§ **WHAT YOU HAVE TO DO**
Write the data below out exactly as it stands. Do not include the pictures.

** start **

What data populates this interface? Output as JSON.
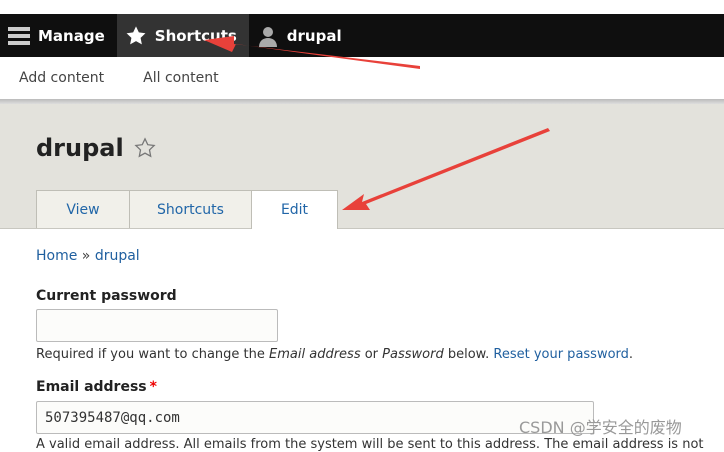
{
  "toolbar": {
    "manage_label": "Manage",
    "shortcuts_label": "Shortcuts",
    "user_label": "drupal"
  },
  "tray": {
    "add_content": "Add content",
    "all_content": "All content"
  },
  "page": {
    "title": "drupal",
    "tabs": [
      "View",
      "Shortcuts",
      "Edit"
    ]
  },
  "breadcrumb": {
    "home": "Home",
    "sep": " » ",
    "current": "drupal"
  },
  "form": {
    "current_password_label": "Current password",
    "current_password_value": "",
    "current_password_desc_1": "Required if you want to change the ",
    "current_password_desc_em1": "Email address",
    "current_password_desc_2": " or ",
    "current_password_desc_em2": "Password",
    "current_password_desc_3": " below. ",
    "reset_link": "Reset your password",
    "reset_after": ".",
    "email_label": "Email address",
    "email_required_mark": "*",
    "email_value": "507395487@qq.com",
    "email_desc": "A valid email address. All emails from the system will be sent to this address. The email address is not"
  },
  "watermark": "CSDN @学安全的废物",
  "colors": {
    "toolbar_bg": "#0f0f0f",
    "active_tab_bg": "#333333",
    "link": "#1f5f9f",
    "annotation_arrow": "#e8413a"
  }
}
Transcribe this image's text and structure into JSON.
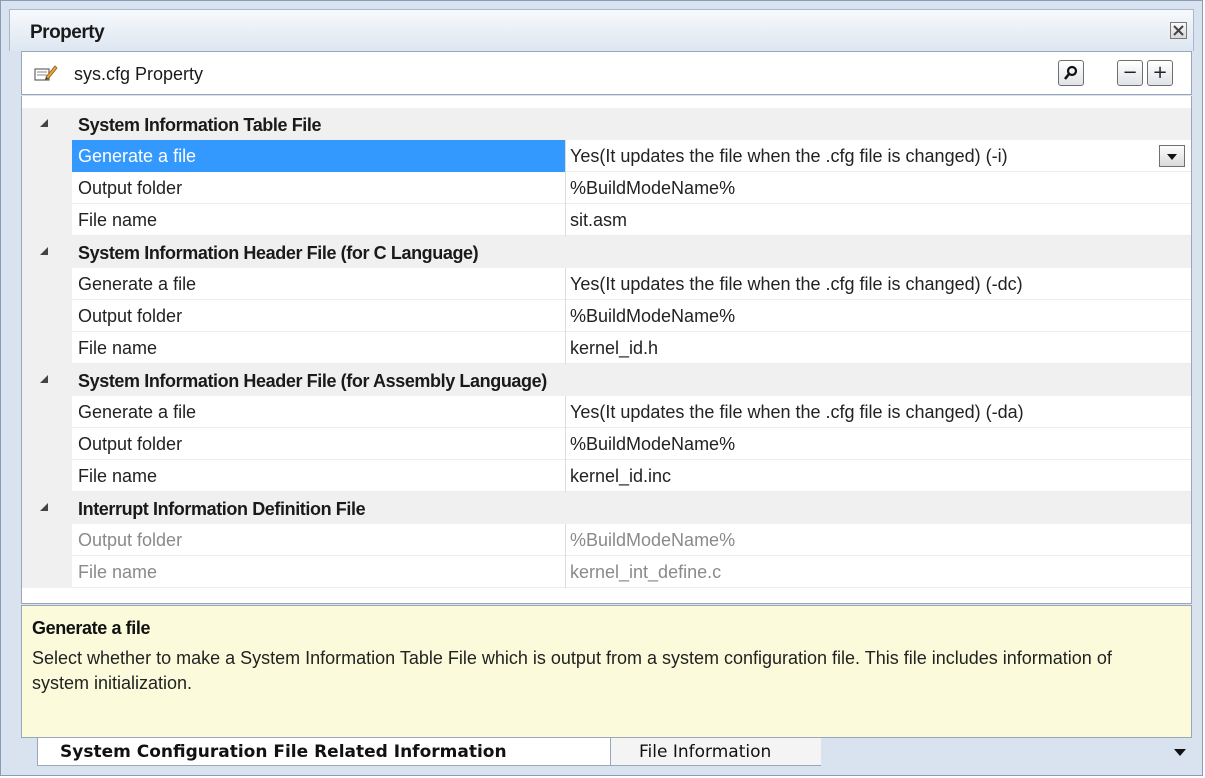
{
  "panel": {
    "title": "Property"
  },
  "toolbar": {
    "label": "sys.cfg Property",
    "collapse_symbol": "−",
    "expand_symbol": "+"
  },
  "categories": [
    {
      "label": "System Information Table File",
      "items": [
        {
          "name": "Generate a file",
          "value": "Yes(It updates the file when the .cfg file is changed) (-i)"
        },
        {
          "name": "Output folder",
          "value": "%BuildModeName%"
        },
        {
          "name": "File name",
          "value": "sit.asm"
        }
      ]
    },
    {
      "label": "System Information Header File (for C Language)",
      "items": [
        {
          "name": "Generate a file",
          "value": "Yes(It updates the file when the .cfg file is changed) (-dc)"
        },
        {
          "name": "Output folder",
          "value": "%BuildModeName%"
        },
        {
          "name": "File name",
          "value": "kernel_id.h"
        }
      ]
    },
    {
      "label": "System Information Header File (for Assembly Language)",
      "items": [
        {
          "name": "Generate a file",
          "value": "Yes(It updates the file when the .cfg file is changed) (-da)"
        },
        {
          "name": "Output folder",
          "value": "%BuildModeName%"
        },
        {
          "name": "File name",
          "value": "kernel_id.inc"
        }
      ]
    },
    {
      "label": "Interrupt Information Definition File",
      "items": [
        {
          "name": "Output folder",
          "value": "%BuildModeName%"
        },
        {
          "name": "File name",
          "value": "kernel_int_define.c"
        }
      ]
    }
  ],
  "description": {
    "title": "Generate a file",
    "text": "Select whether to make a System Information Table File which is output from a system configuration file. This file includes information of system initialization."
  },
  "tabs": [
    {
      "label": "System Configuration File Related Information"
    },
    {
      "label": "File Information"
    }
  ],
  "colors": {
    "selection": "#3399ff",
    "description_bg": "#fbfbdc",
    "category_bg": "#f0f0f0",
    "disabled_text": "#8a8a8a"
  }
}
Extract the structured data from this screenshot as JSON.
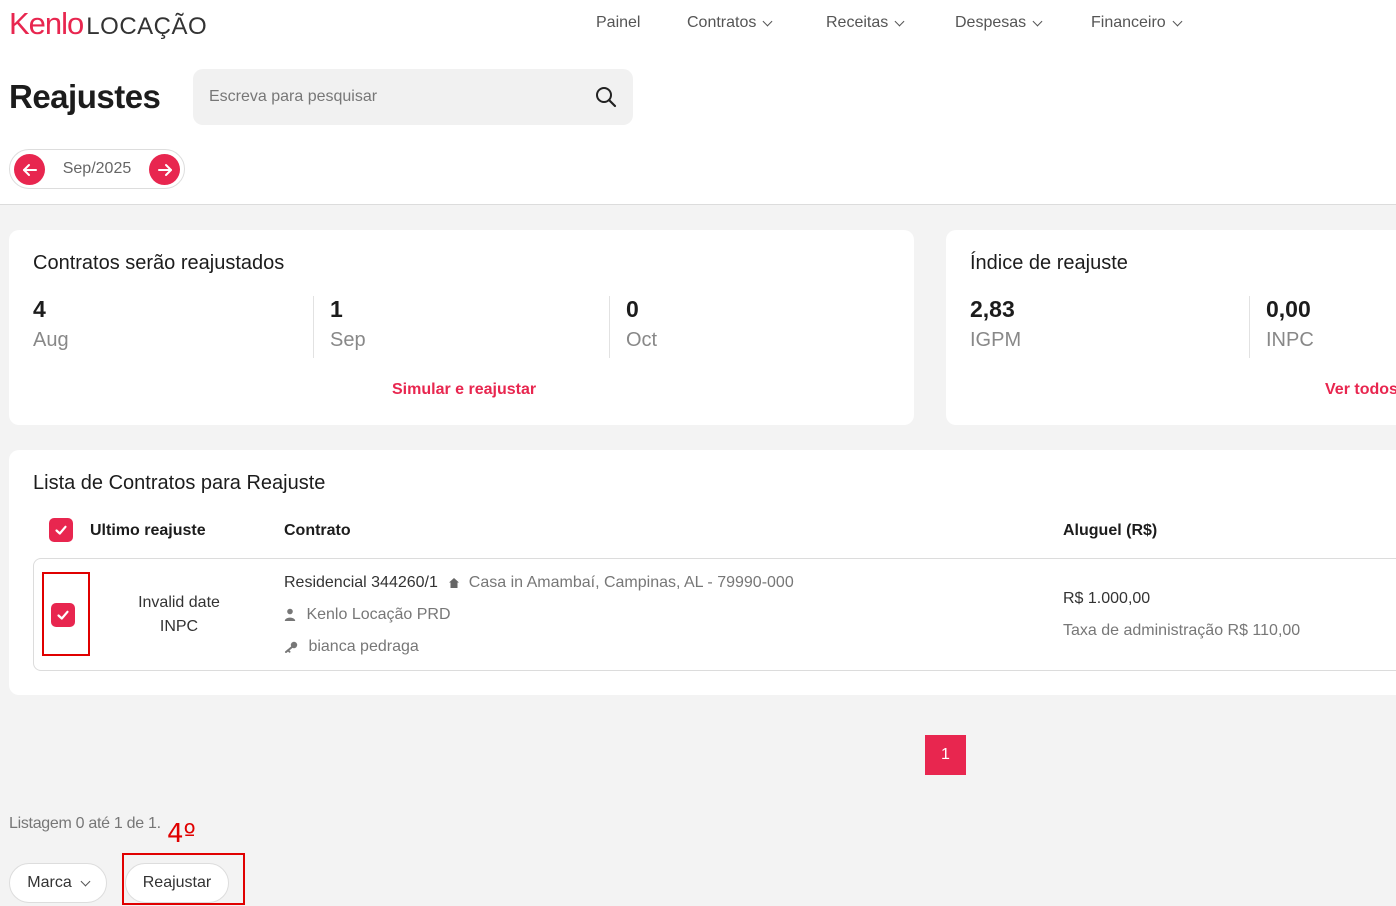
{
  "brand": {
    "logo_primary": "Kenlo",
    "logo_secondary": "LOCAÇÃO",
    "accent": "#e8264f"
  },
  "nav": {
    "items": [
      {
        "label": "Painel",
        "has_dropdown": false
      },
      {
        "label": "Contratos",
        "has_dropdown": true
      },
      {
        "label": "Receitas",
        "has_dropdown": true
      },
      {
        "label": "Despesas",
        "has_dropdown": true
      },
      {
        "label": "Financeiro",
        "has_dropdown": true
      }
    ]
  },
  "page": {
    "title": "Reajustes"
  },
  "search": {
    "placeholder": "Escreva para pesquisar",
    "value": ""
  },
  "month_nav": {
    "current": "Sep/2025"
  },
  "contracts_card": {
    "title": "Contratos serão reajustados",
    "stats": [
      {
        "value": "4",
        "label": "Aug"
      },
      {
        "value": "1",
        "label": "Sep"
      },
      {
        "value": "0",
        "label": "Oct"
      }
    ],
    "action": "Simular e reajustar"
  },
  "index_card": {
    "title": "Índice de reajuste",
    "stats": [
      {
        "value": "2,83",
        "label": "IGPM"
      },
      {
        "value": "0,00",
        "label": "INPC"
      }
    ],
    "action": "Ver todos"
  },
  "list": {
    "title": "Lista de Contratos para Reajuste",
    "headers": {
      "last_adjustment": "Ultimo reajuste",
      "contract": "Contrato",
      "rent": "Aluguel (R$)"
    },
    "select_all_checked": true,
    "rows": [
      {
        "checked": true,
        "last_date": "Invalid date",
        "index": "INPC",
        "contract_id": "Residencial 344260/1",
        "address": "Casa in Amambaí, Campinas, AL - 79990-000",
        "owner": "Kenlo Locação PRD",
        "tenant": "bianca pedraga",
        "rent": "R$ 1.000,00",
        "admin_fee": "Taxa de administração R$ 110,00"
      }
    ]
  },
  "pagination": {
    "current_page": "1",
    "listing_text": "Listagem 0 até 1 de 1."
  },
  "annotation": {
    "step": "4º"
  },
  "footer": {
    "brand_button": "Marca",
    "adjust_button": "Reajustar"
  }
}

** end **

§ **TASK RESULT**
What data populates this interface? Output as JSON.
{
  "toolbar": {
    "manage_label": "Manage",
    "shortcuts_label": "Shortcuts",
    "user_label": "drupal"
  },
  "tray": {
    "add_content": "Add content",
    "all_content": "All content"
  },
  "page": {
    "title": "drupal",
    "tabs": [
      "View",
      "Shortcuts",
      "Edit"
    ]
  },
  "breadcrumb": {
    "home": "Home",
    "sep": " » ",
    "current": "drupal"
  },
  "form": {
    "current_password_label": "Current password",
    "current_password_value": "",
    "current_password_desc_1": "Required if you want to change the ",
    "current_password_desc_em1": "Email address",
    "current_password_desc_2": " or ",
    "current_password_desc_em2": "Password",
    "current_password_desc_3": " below. ",
    "reset_link": "Reset your password",
    "reset_after": ".",
    "email_label": "Email address",
    "email_required_mark": "*",
    "email_value": "507395487@qq.com",
    "email_desc": "A valid email address. All emails from the system will be sent to this address. The email address is not"
  },
  "watermark": "CSDN @学安全的废物",
  "colors": {
    "toolbar_bg": "#0f0f0f",
    "active_tab_bg": "#333333",
    "link": "#1f5f9f",
    "annotation_arrow": "#e8413a"
  }
}
Transcribe this image's text and structure into JSON.
{
  "panel": {
    "title": "Property"
  },
  "toolbar": {
    "label": "sys.cfg Property",
    "collapse_symbol": "−",
    "expand_symbol": "+"
  },
  "categories": [
    {
      "label": "System Information Table File",
      "items": [
        {
          "name": "Generate a file",
          "value": "Yes(It updates the file when the .cfg file is changed) (-i)"
        },
        {
          "name": "Output folder",
          "value": "%BuildModeName%"
        },
        {
          "name": "File name",
          "value": "sit.asm"
        }
      ]
    },
    {
      "label": "System Information Header File (for C Language)",
      "items": [
        {
          "name": "Generate a file",
          "value": "Yes(It updates the file when the .cfg file is changed) (-dc)"
        },
        {
          "name": "Output folder",
          "value": "%BuildModeName%"
        },
        {
          "name": "File name",
          "value": "kernel_id.h"
        }
      ]
    },
    {
      "label": "System Information Header File (for Assembly Language)",
      "items": [
        {
          "name": "Generate a file",
          "value": "Yes(It updates the file when the .cfg file is changed) (-da)"
        },
        {
          "name": "Output folder",
          "value": "%BuildModeName%"
        },
        {
          "name": "File name",
          "value": "kernel_id.inc"
        }
      ]
    },
    {
      "label": "Interrupt Information Definition File",
      "items": [
        {
          "name": "Output folder",
          "value": "%BuildModeName%"
        },
        {
          "name": "File name",
          "value": "kernel_int_define.c"
        }
      ]
    }
  ],
  "description": {
    "title": "Generate a file",
    "text": "Select whether to make a System Information Table File which is output from a system configuration file. This file includes information of system initialization."
  },
  "tabs": [
    {
      "label": "System Configuration File Related Information"
    },
    {
      "label": "File Information"
    }
  ],
  "colors": {
    "selection": "#3399ff",
    "description_bg": "#fbfbdc",
    "category_bg": "#f0f0f0",
    "disabled_text": "#8a8a8a"
  }
}
Extract the structured data from this screenshot as JSON.
{
  "brand": {
    "logo_primary": "Kenlo",
    "logo_secondary": "LOCAÇÃO",
    "accent": "#e8264f"
  },
  "nav": {
    "items": [
      {
        "label": "Painel",
        "has_dropdown": false
      },
      {
        "label": "Contratos",
        "has_dropdown": true
      },
      {
        "label": "Receitas",
        "has_dropdown": true
      },
      {
        "label": "Despesas",
        "has_dropdown": true
      },
      {
        "label": "Financeiro",
        "has_dropdown": true
      }
    ]
  },
  "page": {
    "title": "Reajustes"
  },
  "search": {
    "placeholder": "Escreva para pesquisar",
    "value": ""
  },
  "month_nav": {
    "current": "Sep/2025"
  },
  "contracts_card": {
    "title": "Contratos serão reajustados",
    "stats": [
      {
        "value": "4",
        "label": "Aug"
      },
      {
        "value": "1",
        "label": "Sep"
      },
      {
        "value": "0",
        "label": "Oct"
      }
    ],
    "action": "Simular e reajustar"
  },
  "index_card": {
    "title": "Índice de reajuste",
    "stats": [
      {
        "value": "2,83",
        "label": "IGPM"
      },
      {
        "value": "0,00",
        "label": "INPC"
      }
    ],
    "action": "Ver todos"
  },
  "list": {
    "title": "Lista de Contratos para Reajuste",
    "headers": {
      "last_adjustment": "Ultimo reajuste",
      "contract": "Contrato",
      "rent": "Aluguel (R$)"
    },
    "select_all_checked": true,
    "rows": [
      {
        "checked": true,
        "last_date": "Invalid date",
        "index": "INPC",
        "contract_id": "Residencial 344260/1",
        "address": "Casa in Amambaí, Campinas, AL - 79990-000",
        "owner": "Kenlo Locação PRD",
        "tenant": "bianca pedraga",
        "rent": "R$ 1.000,00",
        "admin_fee": "Taxa de administração R$ 110,00"
      }
    ]
  },
  "pagination": {
    "current_page": "1",
    "listing_text": "Listagem 0 até 1 de 1."
  },
  "annotation": {
    "step": "4º"
  },
  "footer": {
    "brand_button": "Marca",
    "adjust_button": "Reajustar"
  }
}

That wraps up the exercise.